» To do:
Consider the data that follows and state how many lines contain the string "ylabel", using the number alone.

» Record excerpts:
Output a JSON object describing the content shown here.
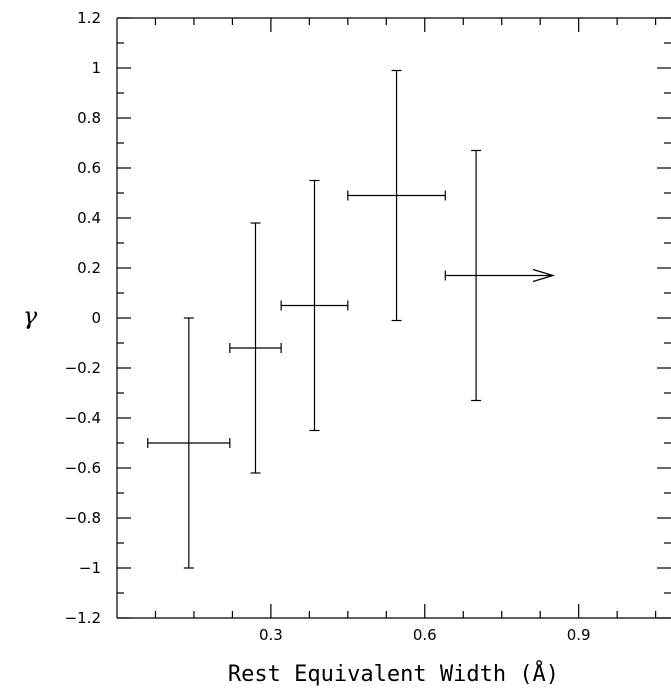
{
  "chart_data": {
    "type": "scatter",
    "title": "",
    "xlabel": "Rest Equivalent Width (Å)",
    "ylabel": "γ",
    "xlim": [
      0,
      1.08
    ],
    "ylim": [
      -1.2,
      1.2
    ],
    "x_ticks": [
      0.3,
      0.6,
      0.9
    ],
    "x_tick_labels": [
      "0.3",
      "0.6",
      "0.9"
    ],
    "y_ticks": [
      -1.2,
      -1.0,
      -0.8,
      -0.6,
      -0.4,
      -0.2,
      0,
      0.2,
      0.4,
      0.6,
      0.8,
      1.0,
      1.2
    ],
    "y_tick_labels": [
      "−1.2",
      "−1",
      "−0.8",
      "−0.6",
      "−0.4",
      "−0.2",
      "0",
      "0.2",
      "0.4",
      "0.6",
      "0.8",
      "1",
      "1.2"
    ],
    "grid": false,
    "points": [
      {
        "x": 0.14,
        "y": -0.5,
        "x_lo": 0.06,
        "x_hi": 0.22,
        "y_lo": -1.0,
        "y_hi": 0.0,
        "lower_limit": false
      },
      {
        "x": 0.27,
        "y": -0.12,
        "x_lo": 0.22,
        "x_hi": 0.32,
        "y_lo": -0.62,
        "y_hi": 0.38,
        "lower_limit": false
      },
      {
        "x": 0.385,
        "y": 0.05,
        "x_lo": 0.32,
        "x_hi": 0.45,
        "y_lo": -0.45,
        "y_hi": 0.55,
        "lower_limit": false
      },
      {
        "x": 0.545,
        "y": 0.49,
        "x_lo": 0.45,
        "x_hi": 0.64,
        "y_lo": -0.01,
        "y_hi": 0.99,
        "lower_limit": false
      },
      {
        "x": 0.7,
        "y": 0.17,
        "x_lo": 0.64,
        "x_hi": 0.85,
        "y_lo": -0.33,
        "y_hi": 0.67,
        "lower_limit": true
      }
    ]
  }
}
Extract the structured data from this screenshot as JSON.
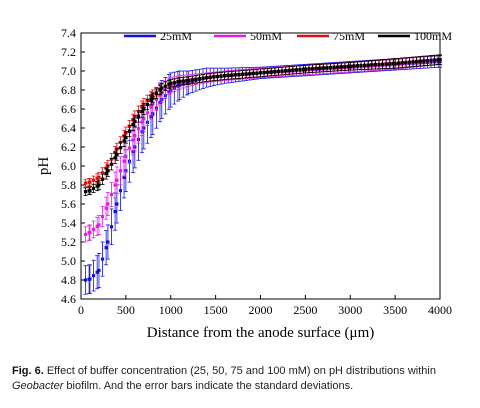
{
  "chart_data": {
    "type": "line",
    "title": "",
    "xlabel": "Distance from the anode surface (μm)",
    "ylabel": "pH",
    "xlim": [
      0,
      4000
    ],
    "ylim": [
      4.6,
      7.4
    ],
    "x_ticks": [
      0,
      500,
      1000,
      1500,
      2000,
      2500,
      3000,
      3500,
      4000
    ],
    "y_ticks": [
      4.6,
      4.8,
      5.0,
      5.2,
      5.4,
      5.6,
      5.8,
      6.0,
      6.2,
      6.4,
      6.6,
      6.8,
      7.0,
      7.2,
      7.4
    ],
    "grid": false,
    "legend_position": "top",
    "error_bars": true,
    "series": [
      {
        "name": "25mM",
        "color": "#1010e0",
        "x": [
          50,
          100,
          200,
          300,
          400,
          500,
          600,
          700,
          800,
          900,
          1000,
          1100,
          1200,
          1400,
          1600,
          2000,
          2500,
          3000,
          3500,
          4000
        ],
        "y": [
          4.8,
          4.81,
          4.9,
          5.2,
          5.6,
          5.95,
          6.2,
          6.4,
          6.55,
          6.7,
          6.8,
          6.85,
          6.88,
          6.93,
          6.95,
          6.98,
          7.01,
          7.04,
          7.07,
          7.1
        ],
        "err": [
          0.15,
          0.15,
          0.18,
          0.18,
          0.2,
          0.22,
          0.22,
          0.22,
          0.22,
          0.2,
          0.18,
          0.15,
          0.12,
          0.1,
          0.08,
          0.06,
          0.06,
          0.06,
          0.06,
          0.06
        ]
      },
      {
        "name": "50mM",
        "color": "#e020e0",
        "x": [
          50,
          100,
          200,
          300,
          400,
          500,
          600,
          700,
          800,
          900,
          1000,
          1100,
          1200,
          1400,
          1600,
          2000,
          2500,
          3000,
          3500,
          4000
        ],
        "y": [
          5.28,
          5.3,
          5.38,
          5.6,
          5.85,
          6.1,
          6.32,
          6.5,
          6.65,
          6.77,
          6.85,
          6.88,
          6.9,
          6.93,
          6.95,
          6.98,
          7.01,
          7.04,
          7.07,
          7.12
        ],
        "err": [
          0.08,
          0.08,
          0.1,
          0.12,
          0.14,
          0.16,
          0.16,
          0.14,
          0.12,
          0.1,
          0.08,
          0.07,
          0.06,
          0.05,
          0.05,
          0.05,
          0.05,
          0.05,
          0.05,
          0.05
        ]
      },
      {
        "name": "75mM",
        "color": "#e01010",
        "x": [
          50,
          100,
          200,
          300,
          400,
          500,
          600,
          700,
          800,
          900,
          1000,
          1100,
          1200,
          1400,
          1600,
          2000,
          2500,
          3000,
          3500,
          4000
        ],
        "y": [
          5.82,
          5.83,
          5.88,
          6.0,
          6.18,
          6.35,
          6.52,
          6.65,
          6.75,
          6.82,
          6.87,
          6.89,
          6.9,
          6.93,
          6.95,
          6.98,
          7.02,
          7.05,
          7.08,
          7.12
        ],
        "err": [
          0.04,
          0.04,
          0.05,
          0.06,
          0.06,
          0.06,
          0.06,
          0.06,
          0.05,
          0.05,
          0.04,
          0.04,
          0.04,
          0.04,
          0.04,
          0.04,
          0.04,
          0.04,
          0.05,
          0.05
        ]
      },
      {
        "name": "100mM",
        "color": "#000000",
        "x": [
          50,
          100,
          200,
          300,
          400,
          500,
          600,
          700,
          800,
          900,
          1000,
          1100,
          1200,
          1400,
          1600,
          2000,
          2500,
          3000,
          3500,
          4000
        ],
        "y": [
          5.73,
          5.74,
          5.8,
          5.95,
          6.12,
          6.3,
          6.47,
          6.6,
          6.72,
          6.82,
          6.87,
          6.89,
          6.9,
          6.93,
          6.95,
          6.98,
          7.02,
          7.05,
          7.08,
          7.12
        ],
        "err": [
          0.04,
          0.04,
          0.05,
          0.06,
          0.06,
          0.06,
          0.06,
          0.06,
          0.05,
          0.05,
          0.04,
          0.04,
          0.04,
          0.04,
          0.04,
          0.04,
          0.04,
          0.04,
          0.05,
          0.05
        ]
      }
    ]
  },
  "caption": {
    "label": "Fig. 6.",
    "text_1": "Effect of buffer concentration (25, 50, 75 and 100 mM) on pH distributions within ",
    "italic": "Geobacter",
    "text_2": " biofilm. And the error bars indicate the standard deviations."
  }
}
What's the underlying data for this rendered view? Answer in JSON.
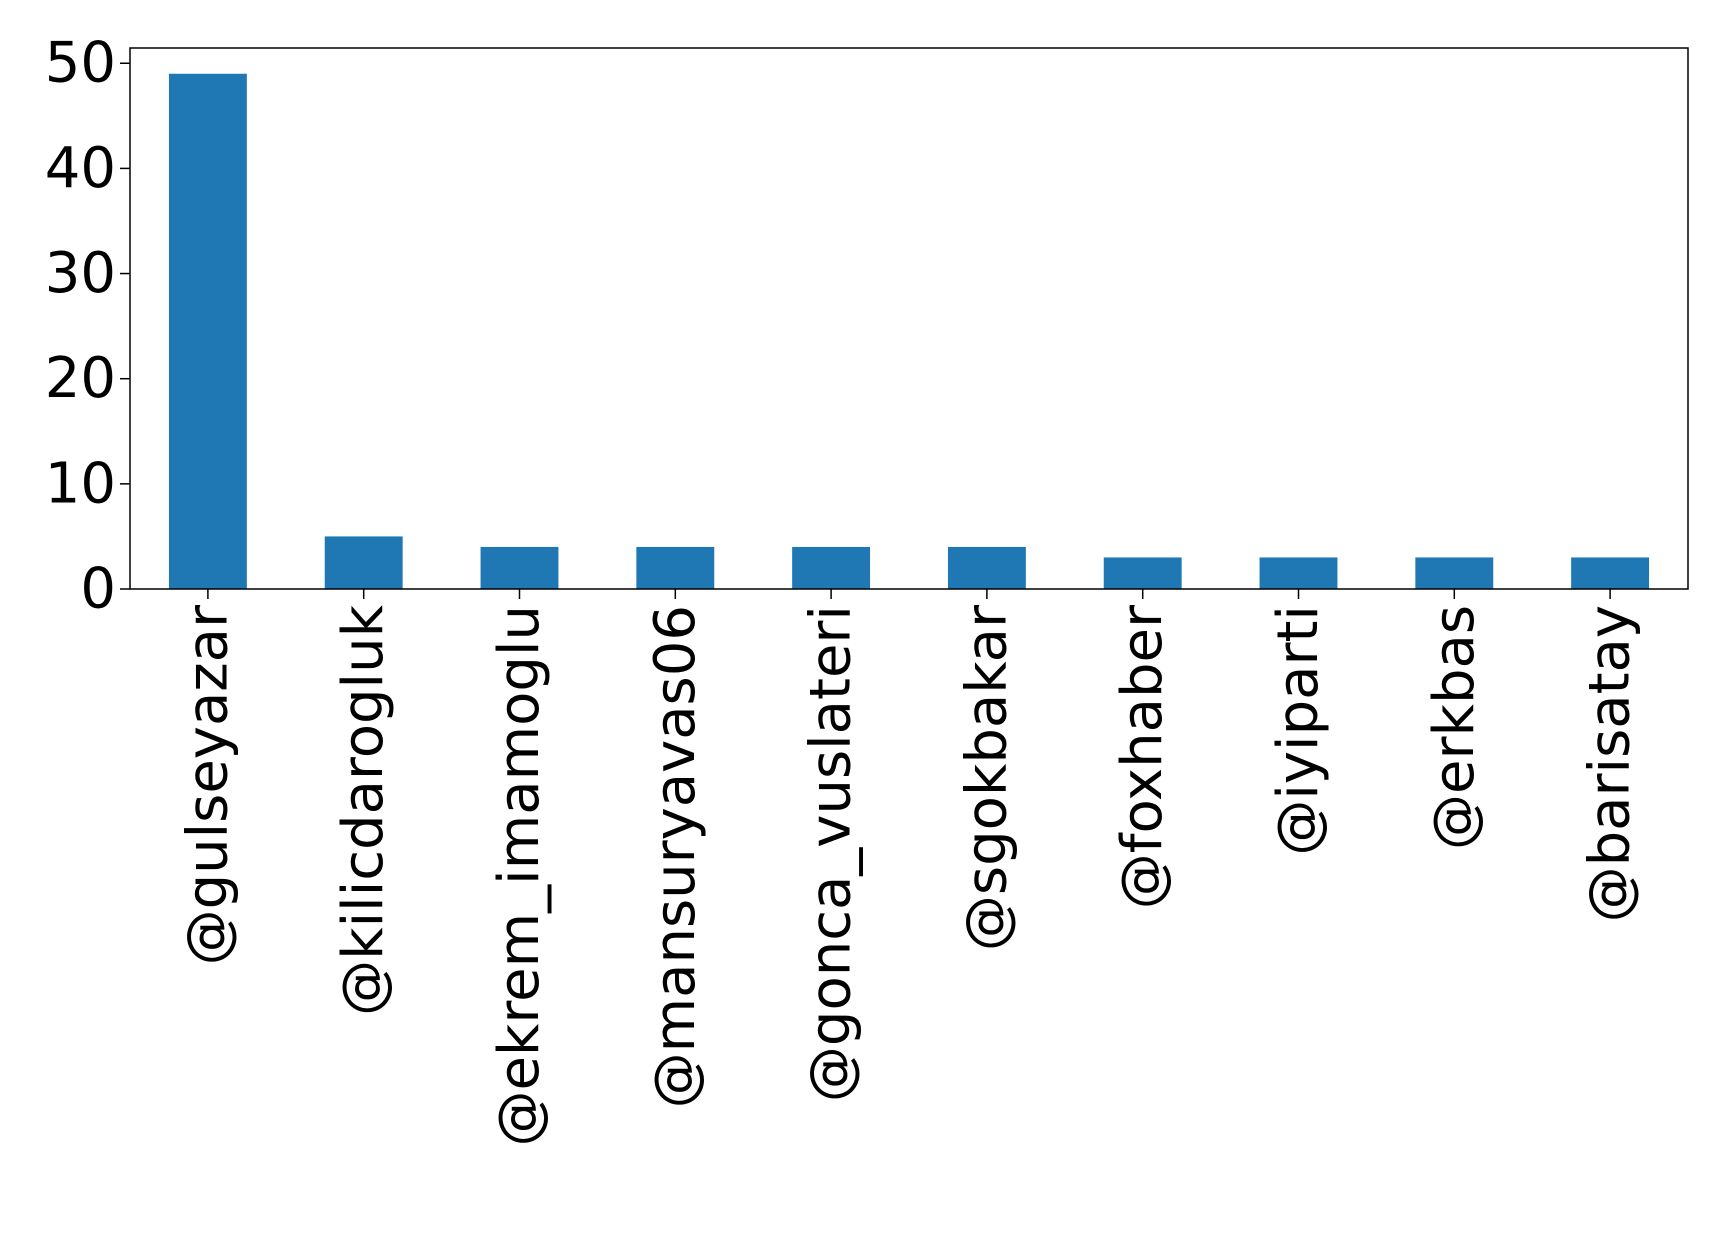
{
  "chart_data": {
    "type": "bar",
    "title": "",
    "xlabel": "",
    "ylabel": "",
    "categories": [
      "@gulseyazar",
      "@kilicdarogluk",
      "@ekrem_imamoglu",
      "@mansuryavas06",
      "@gonca_vuslateri",
      "@sgokbakar",
      "@foxhaber",
      "@iyiparti",
      "@erkbas",
      "@barisatay"
    ],
    "values": [
      49,
      5,
      4,
      4,
      4,
      4,
      3,
      3,
      3,
      3
    ],
    "ylim": [
      0,
      51.45
    ],
    "yticks": [
      0,
      10,
      20,
      30,
      40,
      50
    ],
    "ytick_labels": [
      "0",
      "10",
      "20",
      "30",
      "40",
      "50"
    ],
    "bar_color": "#1f77b4",
    "grid": false,
    "legend": "none"
  }
}
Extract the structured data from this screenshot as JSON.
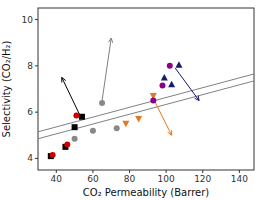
{
  "chart_data": {
    "type": "scatter",
    "xlabel": "CO₂ Permeability (Barrer)",
    "ylabel": "Selectivity (CO₂/H₂)",
    "xlim": [
      30,
      148
    ],
    "ylim": [
      3.5,
      10.5
    ],
    "xticks": [
      40,
      60,
      80,
      100,
      120,
      140
    ],
    "yticks": [
      4,
      6,
      8,
      10
    ],
    "series": [
      {
        "type": "line",
        "color": "gray",
        "x": [
          30,
          148
        ],
        "values": [
          4.85,
          7.35
        ]
      },
      {
        "type": "line",
        "color": "gray",
        "x": [
          30,
          148
        ],
        "values": [
          5.15,
          7.65
        ]
      },
      {
        "type": "scatter",
        "color": "#000000",
        "marker": "square",
        "x": [
          37,
          45,
          50,
          54
        ],
        "values": [
          4.1,
          4.5,
          5.35,
          5.8
        ]
      },
      {
        "type": "scatter",
        "color": "#cc0000",
        "marker": "circle",
        "x": [
          38,
          46,
          51
        ],
        "values": [
          4.15,
          4.6,
          5.85
        ]
      },
      {
        "type": "scatter",
        "color": "#888888",
        "marker": "circle",
        "x": [
          50,
          60,
          65,
          73
        ],
        "values": [
          4.85,
          5.2,
          6.4,
          5.3
        ]
      },
      {
        "type": "scatter",
        "color": "#e87820",
        "marker": "triangle-down",
        "x": [
          78,
          85,
          93
        ],
        "values": [
          5.5,
          5.7,
          6.7
        ]
      },
      {
        "type": "scatter",
        "color": "#8B008B",
        "marker": "circle",
        "x": [
          93,
          98,
          102
        ],
        "values": [
          6.5,
          7.15,
          8.0
        ]
      },
      {
        "type": "scatter",
        "color": "#191970",
        "marker": "triangle-up",
        "x": [
          99,
          103,
          107
        ],
        "values": [
          7.5,
          7.2,
          8.05
        ]
      }
    ],
    "arrows": [
      {
        "from": [
          53,
          5.85
        ],
        "to": [
          43,
          7.5
        ],
        "color": "black"
      },
      {
        "from": [
          65,
          6.5
        ],
        "to": [
          70,
          9.2
        ],
        "color": "gray"
      },
      {
        "from": [
          92,
          6.75
        ],
        "to": [
          103,
          5.0
        ],
        "color": "#e87820"
      },
      {
        "from": [
          105,
          7.9
        ],
        "to": [
          118,
          6.5
        ],
        "color": "#191970"
      }
    ]
  }
}
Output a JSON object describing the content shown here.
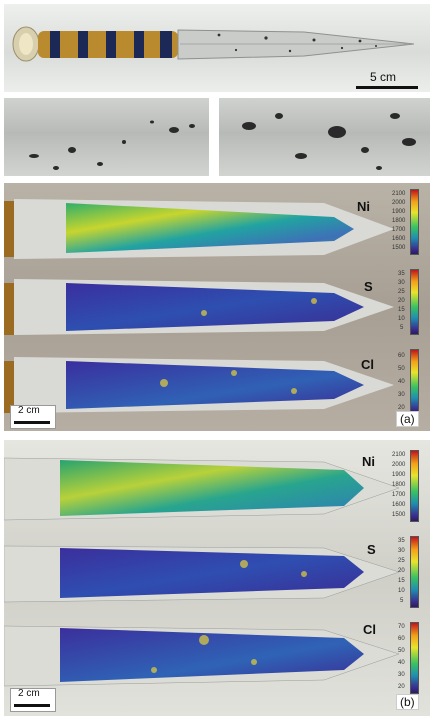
{
  "top_photo": {
    "scale_label": "5 cm"
  },
  "panel_a": {
    "label": "(a)",
    "scale_label": "2 cm",
    "maps": [
      {
        "element": "Ni",
        "ticks": [
          "2100",
          "2000",
          "1900",
          "1800",
          "1700",
          "1600",
          "1500"
        ]
      },
      {
        "element": "S",
        "ticks": [
          "35",
          "30",
          "25",
          "20",
          "15",
          "10",
          "5"
        ]
      },
      {
        "element": "Cl",
        "ticks": [
          "60",
          "50",
          "40",
          "30",
          "20"
        ]
      }
    ]
  },
  "panel_b": {
    "label": "(b)",
    "scale_label": "2 cm",
    "maps": [
      {
        "element": "Ni",
        "ticks": [
          "2100",
          "2000",
          "1900",
          "1800",
          "1700",
          "1600",
          "1500"
        ]
      },
      {
        "element": "S",
        "ticks": [
          "35",
          "30",
          "25",
          "20",
          "15",
          "10",
          "5"
        ]
      },
      {
        "element": "Cl",
        "ticks": [
          "70",
          "60",
          "50",
          "40",
          "30",
          "20"
        ]
      }
    ]
  }
}
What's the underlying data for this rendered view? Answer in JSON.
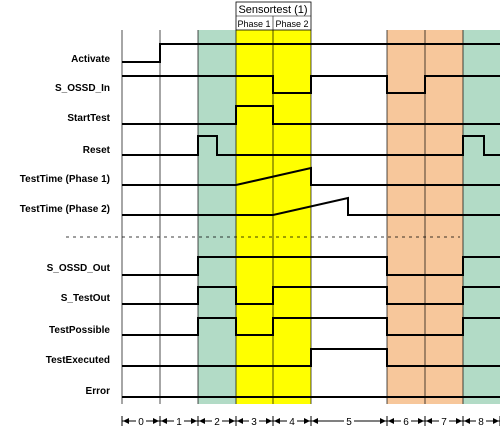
{
  "header": {
    "title": "Sensortest (1)",
    "phase1": "Phase 1",
    "phase2": "Phase 2"
  },
  "colors": {
    "green": "#b2dbc6",
    "yellow": "#ffff00",
    "orange": "#f7c79b",
    "line": "#000000"
  },
  "signals": [
    {
      "id": "activate",
      "label": "Activate"
    },
    {
      "id": "s-ossd-in",
      "label": "S_OSSD_In"
    },
    {
      "id": "starttest",
      "label": "StartTest"
    },
    {
      "id": "reset",
      "label": "Reset"
    },
    {
      "id": "testtime-phase1",
      "label": "TestTime (Phase 1)"
    },
    {
      "id": "testtime-phase2",
      "label": "TestTime (Phase 2)"
    },
    {
      "id": "s-ossd-out",
      "label": "S_OSSD_Out"
    },
    {
      "id": "s-testout",
      "label": "S_TestOut"
    },
    {
      "id": "testpossible",
      "label": "TestPossible"
    },
    {
      "id": "testexecuted",
      "label": "TestExecuted"
    },
    {
      "id": "error",
      "label": "Error"
    }
  ],
  "periods": [
    "0",
    "1",
    "2",
    "3",
    "4",
    "5",
    "6",
    "7",
    "8"
  ]
}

» Reply to the exercise:
4